**WRITTEN PROBLEM**
Starting at the line that holds "Convert this document image to plain text.", restate every line word for word up to and including the last one in the listing below, and omit all pictures.
********************
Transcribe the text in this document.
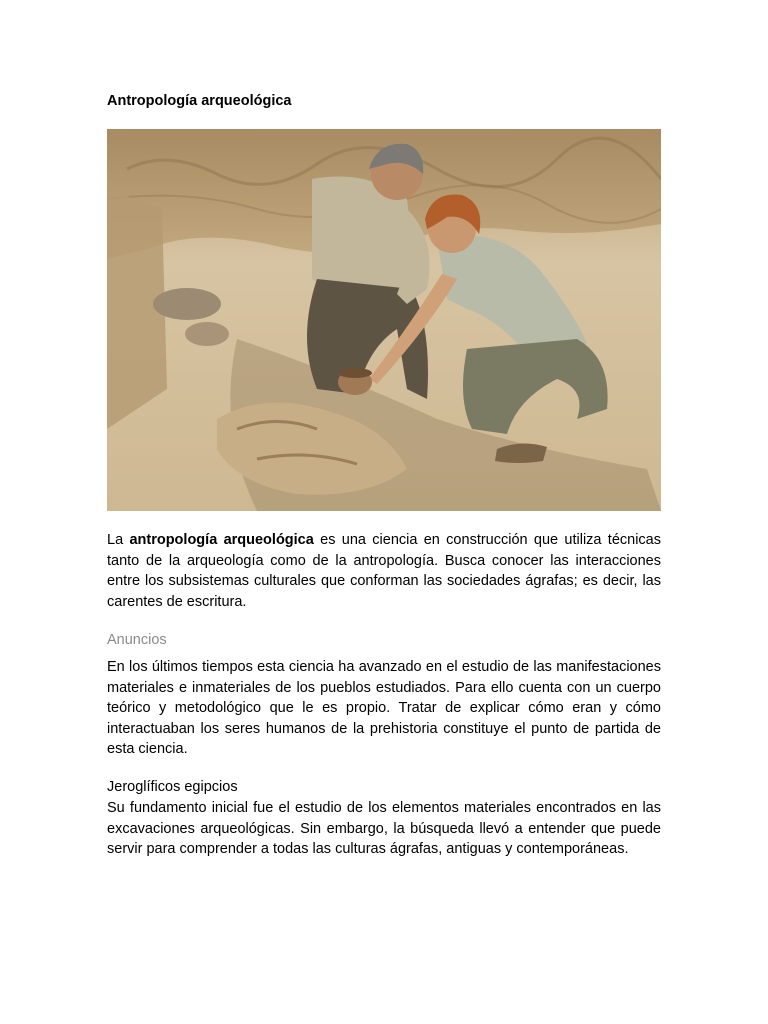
Antropología arqueológica

La antropología arqueológica es una ciencia en construcción que utiliza técnicas tanto de la arqueología como de la antropología. Busca conocer las interacciones entre los subsistemas culturales que conforman las sociedades ágrafas; es decir, las carentes de escritura.

Anuncios

En los últimos tiempos esta ciencia ha avanzado en el estudio de las manifestaciones materiales e inmateriales de los pueblos estudiados. Para ello cuenta con un cuerpo teórico y metodológico que le es propio. Tratar de explicar cómo eran y cómo interactuaban los seres humanos de la prehistoria constituye el punto de partida de esta ciencia.

Jeroglíficos egipcios

Su fundamento inicial fue el estudio de los elementos materiales encontrados en las excavaciones arqueológicas. Sin embargo, la búsqueda llevó a entender que puede servir para comprender a todas las culturas ágrafas, antiguas y contemporáneas.
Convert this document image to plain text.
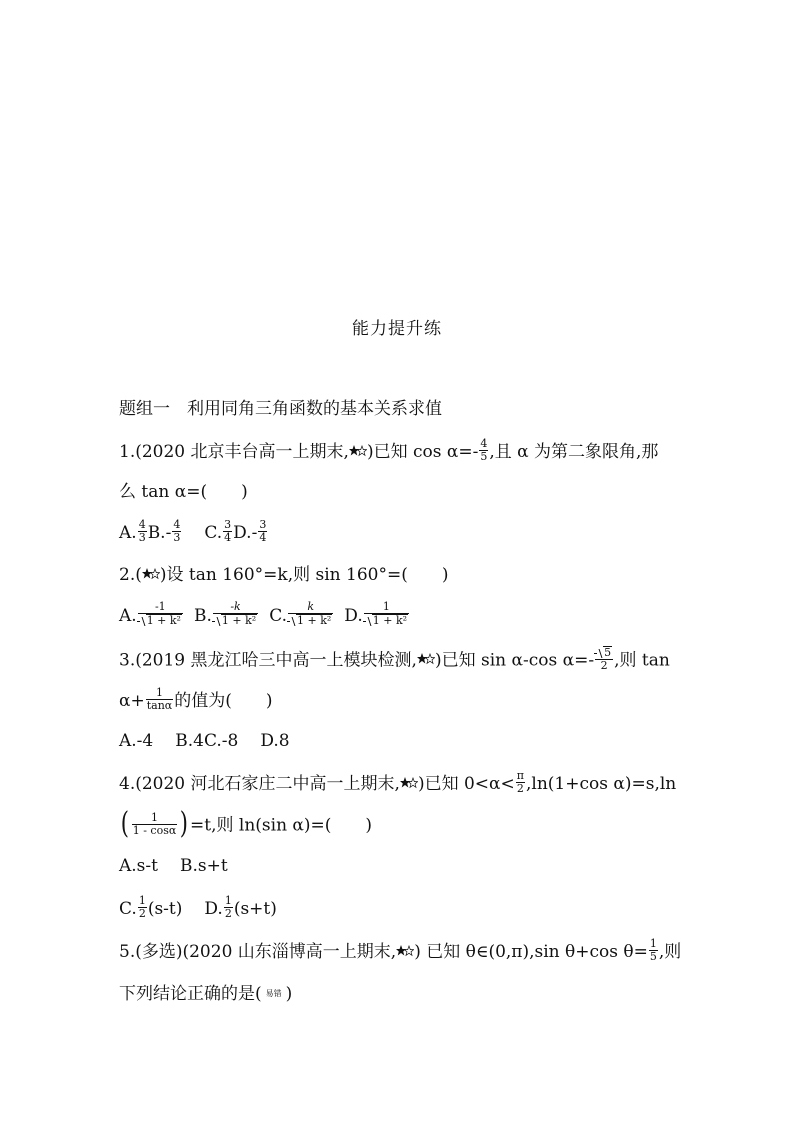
能力提升练
题组一　利用同角三角函数的基本关系求值
1.(2020 北京丰台高一上期末, )已知 $\cos \alpha=- \frac{4}{5}$ ,且 α 为第二象限角,那
么 tan α=(　　)
A. $\frac{4}{3} B.- \frac{4}{3} C$. $\frac{3}{4} D.- \frac{3}{4}$
2.( )设 tan 160°=k,则 sin 160°=(　　)
A. $\frac{-1}{\text{1 + k²}} B$. $\frac{-k}{\text{1 + k²}} C$. $\frac{k}{\text{1 + k²}} D$. $\frac{1}{\text{1 + k²}}$
3.(2019 黑龙江哈三中高一上模块检测, )已知 sin α-cos $\alpha=- \frac{5}{2}$ ,则 tan
$\alpha+ \frac{1}{\tan\alpha}$ 的值为(　　)
A.-4 B.4C.-8 D.8
4.(2020 河北石家庄二中高一上期末, )已知 $0<\alpha< \frac{\pi}{2} ,\ln(1+\cos$ α)=s,ln
( $\frac{1}{1 - \cos\alpha}$ ) =t,则 ln(sin α)=(　　)
A.s-t B.s+t
C. $\frac{1}{2} (s-t)$ D. $\frac{1}{2} (s+t)$
5.(多选)(2020 山东淄博高一上期末, ) 已知 θ∈(0,π),sin θ+cos $\theta= \frac{1}{5}$ ,则
下列结论正确的是( 易错 )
********************
**ANSWER TO THE TASK**
Convert this document image to plain text.
能力提升练
题组一　利用同角三角函数的基本关系求值
1.(2020 北京丰台高一上期末, )已知 $\cos \alpha=- \frac{4}{5}$ ,且 α 为第二象限角,那
么 tan α=(　　)
A. $\frac{4}{3} B.- \frac{4}{3} C$. $\frac{3}{4} D.- \frac{3}{4}$
2.( )设 tan 160°=k,则 sin 160°=(　　)
A. $\frac{-1}{\text{1 + k²}} B$. $\frac{-k}{\text{1 + k²}} C$. $\frac{k}{\text{1 + k²}} D$. $\frac{1}{\text{1 + k²}}$
3.(2019 黑龙江哈三中高一上模块检测, )已知 sin α-cos $\alpha=- \frac{5}{2}$ ,则 tan
$\alpha+ \frac{1}{\tan\alpha}$ 的值为(　　)
A.-4 B.4C.-8 D.8
4.(2020 河北石家庄二中高一上期末, )已知 $0<\alpha< \frac{\pi}{2} ,\ln(1+\cos$ α)=s,ln
( $\frac{1}{1 - \cos\alpha}$ ) =t,则 ln(sin α)=(　　)
A.s-t B.s+t
C. $\frac{1}{2} (s-t)$ D. $\frac{1}{2} (s+t)$
5.(多选)(2020 山东淄博高一上期末, ) 已知 θ∈(0,π),sin θ+cos $\theta= \frac{1}{5}$ ,则
下列结论正确的是( 易错 )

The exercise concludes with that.